━━━ Supplied entries ━━━

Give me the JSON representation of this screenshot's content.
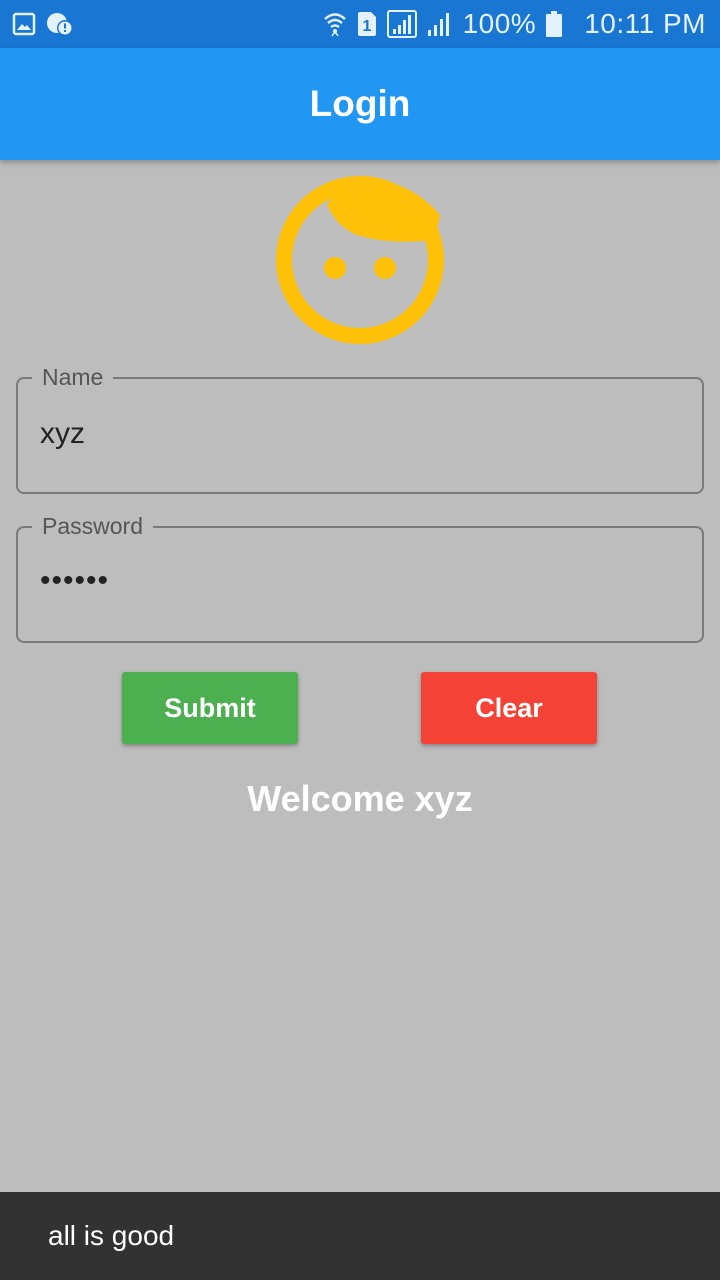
{
  "status_bar": {
    "battery": "100%",
    "time": "10:11 PM",
    "sim_slot": "1",
    "icons": [
      "image-icon",
      "cloud-alert-icon",
      "wifi-icon",
      "sim-icon",
      "signal-icon",
      "signal-icon",
      "battery-icon"
    ]
  },
  "app_bar": {
    "title": "Login"
  },
  "avatar": {
    "icon": "face-icon",
    "color": "#ffc107"
  },
  "form": {
    "name_label": "Name",
    "name_value": "xyz",
    "password_label": "Password",
    "password_value": "••••••"
  },
  "buttons": {
    "submit_label": "Submit",
    "clear_label": "Clear"
  },
  "welcome_text": "Welcome xyz",
  "snackbar": {
    "message": "all is good"
  },
  "colors": {
    "status_bar": "#1976d2",
    "app_bar": "#2196f3",
    "background": "#bdbdbd",
    "submit": "#4caf50",
    "clear": "#f44336",
    "snackbar": "#323232"
  }
}
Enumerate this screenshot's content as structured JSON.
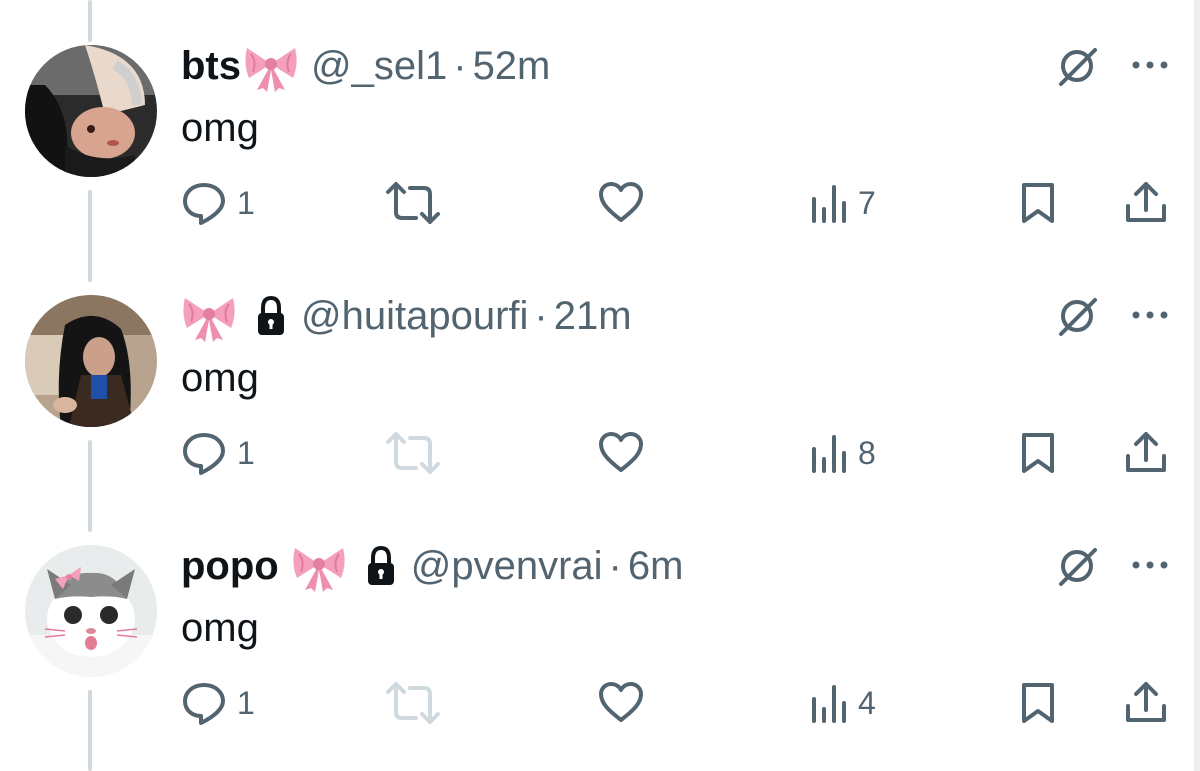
{
  "tweets": [
    {
      "name": "bts",
      "has_bow": true,
      "locked": false,
      "handle": "@_sel1",
      "separator": "·",
      "time": "52m",
      "text": "omg",
      "replies": "1",
      "views": "7",
      "avatar": "avatar-girl-selfie",
      "retweet_disabled": false
    },
    {
      "name": "",
      "has_bow": true,
      "locked": true,
      "handle": "@huitapourfi",
      "separator": "·",
      "time": "21m",
      "text": "omg",
      "replies": "1",
      "views": "8",
      "avatar": "avatar-girl-dark-hair",
      "retweet_disabled": true
    },
    {
      "name": "popo",
      "has_bow": true,
      "locked": true,
      "handle": "@pvenvrai",
      "separator": "·",
      "time": "6m",
      "text": "omg",
      "replies": "1",
      "views": "4",
      "avatar": "avatar-cat-with-bow",
      "retweet_disabled": true
    }
  ],
  "colors": {
    "text": "#0f1419",
    "secondary": "#536471",
    "thread_line": "#cfd9de",
    "disabled_icon": "#cfd9de",
    "bow_pink": "#f4a0bd"
  }
}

━━━

Restate the whole listing above exactly, please, omitting every image.

Give me the JSON representation of this screenshot's content.
{
  "status_bar": {
    "battery": "100%",
    "time": "10:11 PM",
    "sim_slot": "1",
    "icons": [
      "image-icon",
      "cloud-alert-icon",
      "wifi-icon",
      "sim-icon",
      "signal-icon",
      "signal-icon",
      "battery-icon"
    ]
  },
  "app_bar": {
    "title": "Login"
  },
  "avatar": {
    "icon": "face-icon",
    "color": "#ffc107"
  },
  "form": {
    "name_label": "Name",
    "name_value": "xyz",
    "password_label": "Password",
    "password_value": "••••••"
  },
  "buttons": {
    "submit_label": "Submit",
    "clear_label": "Clear"
  },
  "welcome_text": "Welcome xyz",
  "snackbar": {
    "message": "all is good"
  },
  "colors": {
    "status_bar": "#1976d2",
    "app_bar": "#2196f3",
    "background": "#bdbdbd",
    "submit": "#4caf50",
    "clear": "#f44336",
    "snackbar": "#323232"
  }
}
Enumerate this screenshot's content as structured JSON.
{
  "tweets": [
    {
      "name": "bts",
      "has_bow": true,
      "locked": false,
      "handle": "@_sel1",
      "separator": "·",
      "time": "52m",
      "text": "omg",
      "replies": "1",
      "views": "7",
      "avatar": "avatar-girl-selfie",
      "retweet_disabled": false
    },
    {
      "name": "",
      "has_bow": true,
      "locked": true,
      "handle": "@huitapourfi",
      "separator": "·",
      "time": "21m",
      "text": "omg",
      "replies": "1",
      "views": "8",
      "avatar": "avatar-girl-dark-hair",
      "retweet_disabled": true
    },
    {
      "name": "popo",
      "has_bow": true,
      "locked": true,
      "handle": "@pvenvrai",
      "separator": "·",
      "time": "6m",
      "text": "omg",
      "replies": "1",
      "views": "4",
      "avatar": "avatar-cat-with-bow",
      "retweet_disabled": true
    }
  ],
  "colors": {
    "text": "#0f1419",
    "secondary": "#536471",
    "thread_line": "#cfd9de",
    "disabled_icon": "#cfd9de",
    "bow_pink": "#f4a0bd"
  }
}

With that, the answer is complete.